◆ **Source records**:
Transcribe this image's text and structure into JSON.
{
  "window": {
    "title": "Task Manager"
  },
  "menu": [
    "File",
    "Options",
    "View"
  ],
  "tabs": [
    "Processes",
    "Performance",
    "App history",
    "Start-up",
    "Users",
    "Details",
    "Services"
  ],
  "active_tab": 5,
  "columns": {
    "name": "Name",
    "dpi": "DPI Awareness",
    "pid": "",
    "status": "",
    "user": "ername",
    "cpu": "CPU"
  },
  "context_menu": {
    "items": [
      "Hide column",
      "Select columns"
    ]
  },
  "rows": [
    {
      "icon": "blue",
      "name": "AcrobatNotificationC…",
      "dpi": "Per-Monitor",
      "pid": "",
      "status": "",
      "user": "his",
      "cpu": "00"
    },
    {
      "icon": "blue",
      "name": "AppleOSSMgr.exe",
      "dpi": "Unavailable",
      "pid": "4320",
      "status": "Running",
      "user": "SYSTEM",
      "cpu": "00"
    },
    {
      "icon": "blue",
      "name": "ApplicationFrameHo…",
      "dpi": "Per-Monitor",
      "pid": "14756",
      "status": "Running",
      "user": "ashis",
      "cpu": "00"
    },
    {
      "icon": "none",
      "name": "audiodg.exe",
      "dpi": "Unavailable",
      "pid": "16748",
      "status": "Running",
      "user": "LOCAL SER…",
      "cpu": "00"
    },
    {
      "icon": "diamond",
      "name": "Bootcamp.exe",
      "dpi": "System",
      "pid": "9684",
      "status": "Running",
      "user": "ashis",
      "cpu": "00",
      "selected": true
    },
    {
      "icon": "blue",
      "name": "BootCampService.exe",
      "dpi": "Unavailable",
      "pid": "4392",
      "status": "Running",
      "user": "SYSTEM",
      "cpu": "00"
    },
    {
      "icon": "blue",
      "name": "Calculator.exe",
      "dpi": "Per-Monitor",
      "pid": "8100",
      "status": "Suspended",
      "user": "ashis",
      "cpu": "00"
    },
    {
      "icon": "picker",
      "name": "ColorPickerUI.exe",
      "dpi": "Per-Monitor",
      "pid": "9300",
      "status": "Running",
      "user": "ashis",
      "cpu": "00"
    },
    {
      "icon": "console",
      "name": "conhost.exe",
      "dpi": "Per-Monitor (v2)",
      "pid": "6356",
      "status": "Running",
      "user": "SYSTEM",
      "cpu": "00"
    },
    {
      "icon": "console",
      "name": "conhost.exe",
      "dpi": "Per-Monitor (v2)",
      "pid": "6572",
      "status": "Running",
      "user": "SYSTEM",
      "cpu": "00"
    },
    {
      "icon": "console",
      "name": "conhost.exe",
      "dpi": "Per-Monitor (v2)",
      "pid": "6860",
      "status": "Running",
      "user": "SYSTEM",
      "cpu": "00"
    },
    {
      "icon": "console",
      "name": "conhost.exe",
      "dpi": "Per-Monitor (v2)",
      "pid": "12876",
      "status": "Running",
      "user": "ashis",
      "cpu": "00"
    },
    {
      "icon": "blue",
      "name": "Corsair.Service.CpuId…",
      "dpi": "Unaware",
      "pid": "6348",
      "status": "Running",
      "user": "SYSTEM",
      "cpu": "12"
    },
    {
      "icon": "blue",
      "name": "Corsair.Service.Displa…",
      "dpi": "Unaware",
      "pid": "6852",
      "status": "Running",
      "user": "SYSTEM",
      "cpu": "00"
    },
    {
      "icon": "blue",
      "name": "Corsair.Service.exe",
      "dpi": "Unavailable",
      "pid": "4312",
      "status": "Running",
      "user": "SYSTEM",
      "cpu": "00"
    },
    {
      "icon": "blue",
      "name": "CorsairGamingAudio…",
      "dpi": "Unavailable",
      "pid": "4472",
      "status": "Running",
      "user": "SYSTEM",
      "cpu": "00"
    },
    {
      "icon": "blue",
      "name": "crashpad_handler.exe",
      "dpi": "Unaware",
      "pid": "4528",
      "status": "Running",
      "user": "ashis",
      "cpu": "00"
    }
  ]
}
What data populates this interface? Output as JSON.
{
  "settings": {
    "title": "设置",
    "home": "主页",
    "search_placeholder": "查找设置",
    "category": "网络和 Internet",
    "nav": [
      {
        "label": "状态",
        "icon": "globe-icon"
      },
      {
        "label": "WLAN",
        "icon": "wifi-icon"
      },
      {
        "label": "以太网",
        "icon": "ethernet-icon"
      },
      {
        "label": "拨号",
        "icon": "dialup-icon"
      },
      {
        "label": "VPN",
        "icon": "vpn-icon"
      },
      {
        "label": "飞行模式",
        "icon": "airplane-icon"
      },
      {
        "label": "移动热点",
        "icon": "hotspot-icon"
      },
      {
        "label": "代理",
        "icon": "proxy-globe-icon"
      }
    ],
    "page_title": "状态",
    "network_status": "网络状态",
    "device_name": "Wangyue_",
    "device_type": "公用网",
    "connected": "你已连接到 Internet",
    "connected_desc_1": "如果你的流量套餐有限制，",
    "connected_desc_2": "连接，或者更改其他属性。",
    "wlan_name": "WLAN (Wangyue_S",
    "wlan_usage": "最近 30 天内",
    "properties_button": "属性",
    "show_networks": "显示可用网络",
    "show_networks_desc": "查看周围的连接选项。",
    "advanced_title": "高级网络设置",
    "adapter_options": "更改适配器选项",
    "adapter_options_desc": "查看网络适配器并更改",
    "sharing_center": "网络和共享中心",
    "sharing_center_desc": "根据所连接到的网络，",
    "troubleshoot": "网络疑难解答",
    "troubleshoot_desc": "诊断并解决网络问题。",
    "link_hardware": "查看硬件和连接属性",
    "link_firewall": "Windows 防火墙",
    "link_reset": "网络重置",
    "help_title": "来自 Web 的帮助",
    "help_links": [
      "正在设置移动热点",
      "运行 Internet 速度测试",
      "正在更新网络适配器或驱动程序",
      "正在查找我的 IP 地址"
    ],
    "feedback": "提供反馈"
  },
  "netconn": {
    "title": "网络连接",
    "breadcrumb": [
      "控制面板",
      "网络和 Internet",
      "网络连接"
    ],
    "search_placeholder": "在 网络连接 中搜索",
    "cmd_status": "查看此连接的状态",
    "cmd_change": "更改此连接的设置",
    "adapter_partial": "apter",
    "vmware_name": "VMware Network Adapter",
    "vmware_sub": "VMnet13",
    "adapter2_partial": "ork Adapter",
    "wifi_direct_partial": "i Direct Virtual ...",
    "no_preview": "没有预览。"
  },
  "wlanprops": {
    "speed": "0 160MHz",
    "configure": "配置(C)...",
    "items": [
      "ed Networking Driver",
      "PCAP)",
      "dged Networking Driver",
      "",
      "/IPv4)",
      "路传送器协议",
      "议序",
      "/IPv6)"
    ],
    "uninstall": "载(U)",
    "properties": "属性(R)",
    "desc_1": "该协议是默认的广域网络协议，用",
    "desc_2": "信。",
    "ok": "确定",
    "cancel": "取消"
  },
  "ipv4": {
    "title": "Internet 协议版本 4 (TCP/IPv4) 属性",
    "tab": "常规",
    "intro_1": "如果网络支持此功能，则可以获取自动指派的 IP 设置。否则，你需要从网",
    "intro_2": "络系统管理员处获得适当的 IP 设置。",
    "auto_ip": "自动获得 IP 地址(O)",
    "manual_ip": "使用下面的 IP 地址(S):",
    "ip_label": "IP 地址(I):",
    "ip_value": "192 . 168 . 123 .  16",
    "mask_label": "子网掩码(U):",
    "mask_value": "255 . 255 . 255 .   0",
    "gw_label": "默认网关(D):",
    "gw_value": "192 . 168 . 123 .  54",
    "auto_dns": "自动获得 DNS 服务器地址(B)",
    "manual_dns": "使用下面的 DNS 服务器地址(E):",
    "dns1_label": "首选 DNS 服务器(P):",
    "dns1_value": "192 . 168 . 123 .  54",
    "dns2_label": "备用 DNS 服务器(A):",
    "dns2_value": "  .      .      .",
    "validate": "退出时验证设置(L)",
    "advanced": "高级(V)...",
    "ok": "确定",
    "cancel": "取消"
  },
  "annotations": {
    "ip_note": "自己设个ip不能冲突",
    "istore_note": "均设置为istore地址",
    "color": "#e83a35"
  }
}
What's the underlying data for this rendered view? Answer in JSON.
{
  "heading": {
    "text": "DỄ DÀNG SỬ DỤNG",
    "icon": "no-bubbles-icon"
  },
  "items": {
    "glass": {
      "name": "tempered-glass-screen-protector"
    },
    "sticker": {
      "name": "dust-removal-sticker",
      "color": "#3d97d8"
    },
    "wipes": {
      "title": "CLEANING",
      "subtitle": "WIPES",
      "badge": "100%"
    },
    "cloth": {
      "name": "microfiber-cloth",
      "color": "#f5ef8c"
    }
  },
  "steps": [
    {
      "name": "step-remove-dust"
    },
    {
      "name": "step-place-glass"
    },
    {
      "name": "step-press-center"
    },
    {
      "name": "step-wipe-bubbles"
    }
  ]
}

◆ **Stated goal**:
Copy each line of the listing that contains the string "globe".

◆ **Exercise solution**:
        "icon": "globe-icon"
        "icon": "proxy-globe-icon"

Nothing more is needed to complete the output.